> TO BE DONE: Repeat the listing that follows, character for character, minus the pictures.

> MATERIAL PROVIDED:
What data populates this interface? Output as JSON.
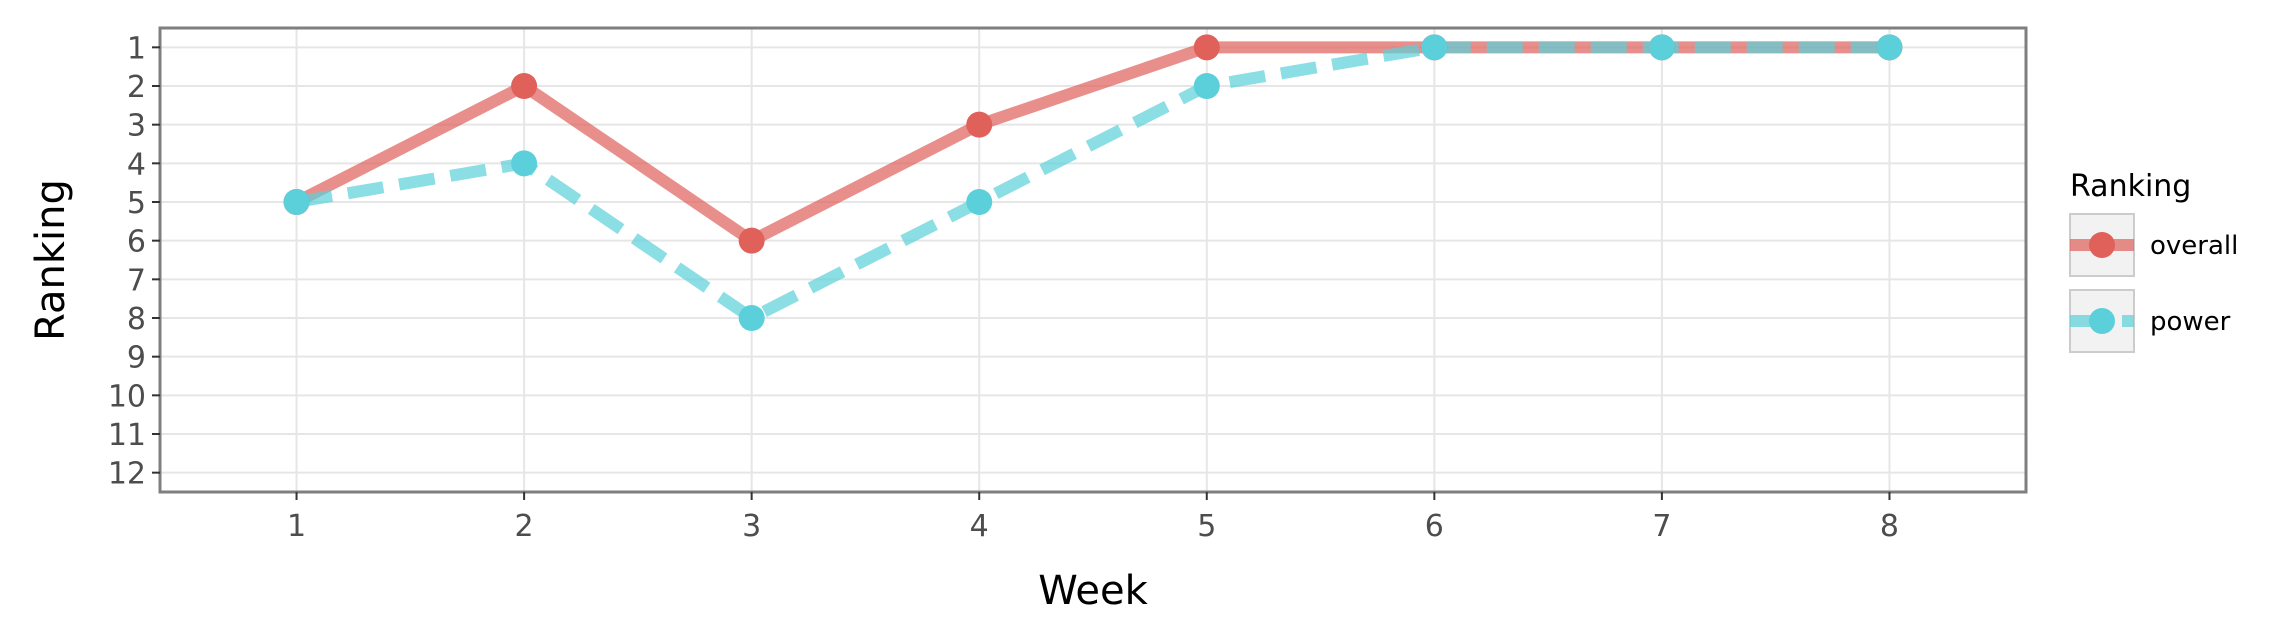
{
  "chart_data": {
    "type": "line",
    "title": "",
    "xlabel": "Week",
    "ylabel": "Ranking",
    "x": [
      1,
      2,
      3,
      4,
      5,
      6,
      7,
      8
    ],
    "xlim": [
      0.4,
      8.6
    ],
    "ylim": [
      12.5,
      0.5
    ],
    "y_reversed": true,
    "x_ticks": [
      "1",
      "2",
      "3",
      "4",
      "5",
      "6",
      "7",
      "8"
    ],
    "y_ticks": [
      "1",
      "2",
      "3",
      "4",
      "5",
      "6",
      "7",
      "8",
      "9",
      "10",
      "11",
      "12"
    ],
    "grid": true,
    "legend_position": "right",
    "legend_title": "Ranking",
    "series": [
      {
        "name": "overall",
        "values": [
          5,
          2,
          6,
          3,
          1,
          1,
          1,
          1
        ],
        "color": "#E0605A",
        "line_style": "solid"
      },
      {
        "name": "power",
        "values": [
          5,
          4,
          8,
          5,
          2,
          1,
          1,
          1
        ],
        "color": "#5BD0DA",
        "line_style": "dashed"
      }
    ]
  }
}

> COMPLETED EXERCISE:
What data populates this interface? Output as JSON.
{
  "chart_data": {
    "type": "line",
    "title": "",
    "xlabel": "Week",
    "ylabel": "Ranking",
    "x": [
      1,
      2,
      3,
      4,
      5,
      6,
      7,
      8
    ],
    "xlim": [
      0.4,
      8.6
    ],
    "ylim": [
      12.5,
      0.5
    ],
    "y_reversed": true,
    "x_ticks": [
      "1",
      "2",
      "3",
      "4",
      "5",
      "6",
      "7",
      "8"
    ],
    "y_ticks": [
      "1",
      "2",
      "3",
      "4",
      "5",
      "6",
      "7",
      "8",
      "9",
      "10",
      "11",
      "12"
    ],
    "grid": true,
    "legend_position": "right",
    "legend_title": "Ranking",
    "series": [
      {
        "name": "overall",
        "values": [
          5,
          2,
          6,
          3,
          1,
          1,
          1,
          1
        ],
        "color": "#E0605A",
        "line_style": "solid"
      },
      {
        "name": "power",
        "values": [
          5,
          4,
          8,
          5,
          2,
          1,
          1,
          1
        ],
        "color": "#5BD0DA",
        "line_style": "dashed"
      }
    ]
  }
}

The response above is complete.